--- Start of Recorded data ---

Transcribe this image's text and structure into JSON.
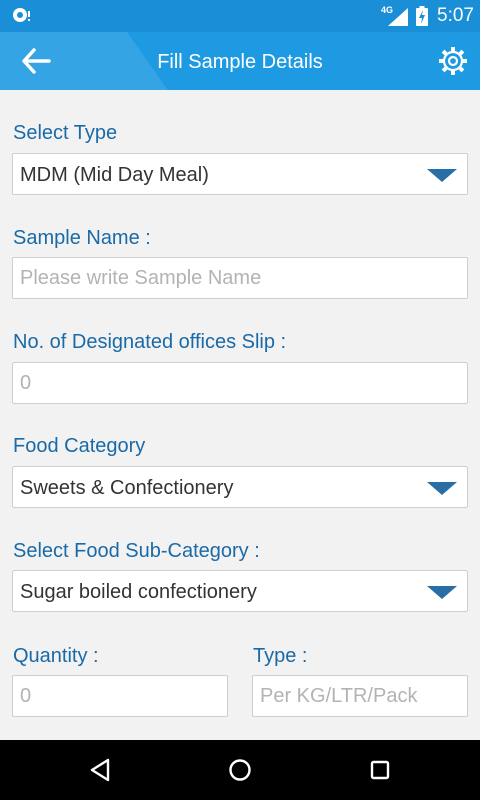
{
  "status_bar": {
    "network": "4G",
    "time": "5:07"
  },
  "header": {
    "title": "Fill Sample Details"
  },
  "form": {
    "select_type_label": "Select Type",
    "select_type_value": "MDM (Mid Day Meal)",
    "sample_name_label": "Sample Name :",
    "sample_name_placeholder": "Please write Sample Name",
    "slip_label": "No. of Designated offices Slip :",
    "slip_placeholder": "0",
    "food_category_label": "Food Category",
    "food_category_value": "Sweets & Confectionery",
    "sub_category_label": "Select Food Sub-Category :",
    "sub_category_value": "Sugar boiled confectionery",
    "quantity_label": "Quantity :",
    "quantity_placeholder": "0",
    "unit_type_label": "Type :",
    "unit_type_placeholder": "Per KG/LTR/Pack"
  },
  "colors": {
    "status_bar": "#1a8fd8",
    "app_bar": "#1e9ae3",
    "label": "#1a6aa7",
    "dropdown_caret": "#2a6ea6"
  },
  "icons": {
    "back": "arrow-left-icon",
    "settings": "gear-icon",
    "nav_back": "triangle-back-icon",
    "nav_home": "circle-home-icon",
    "nav_recents": "square-recents-icon"
  }
}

--- End of Recorded data ---

Repeat the lines above exactly, and keep every picture out.

*Correct result:*
Transcribe this image's text and structure into JSON.
{
  "status_bar": {
    "network": "4G",
    "time": "5:07"
  },
  "header": {
    "title": "Fill Sample Details"
  },
  "form": {
    "select_type_label": "Select Type",
    "select_type_value": "MDM (Mid Day Meal)",
    "sample_name_label": "Sample Name :",
    "sample_name_placeholder": "Please write Sample Name",
    "slip_label": "No. of Designated offices Slip :",
    "slip_placeholder": "0",
    "food_category_label": "Food Category",
    "food_category_value": "Sweets & Confectionery",
    "sub_category_label": "Select Food Sub-Category :",
    "sub_category_value": "Sugar boiled confectionery",
    "quantity_label": "Quantity :",
    "quantity_placeholder": "0",
    "unit_type_label": "Type :",
    "unit_type_placeholder": "Per KG/LTR/Pack"
  },
  "colors": {
    "status_bar": "#1a8fd8",
    "app_bar": "#1e9ae3",
    "label": "#1a6aa7",
    "dropdown_caret": "#2a6ea6"
  },
  "icons": {
    "back": "arrow-left-icon",
    "settings": "gear-icon",
    "nav_back": "triangle-back-icon",
    "nav_home": "circle-home-icon",
    "nav_recents": "square-recents-icon"
  }
}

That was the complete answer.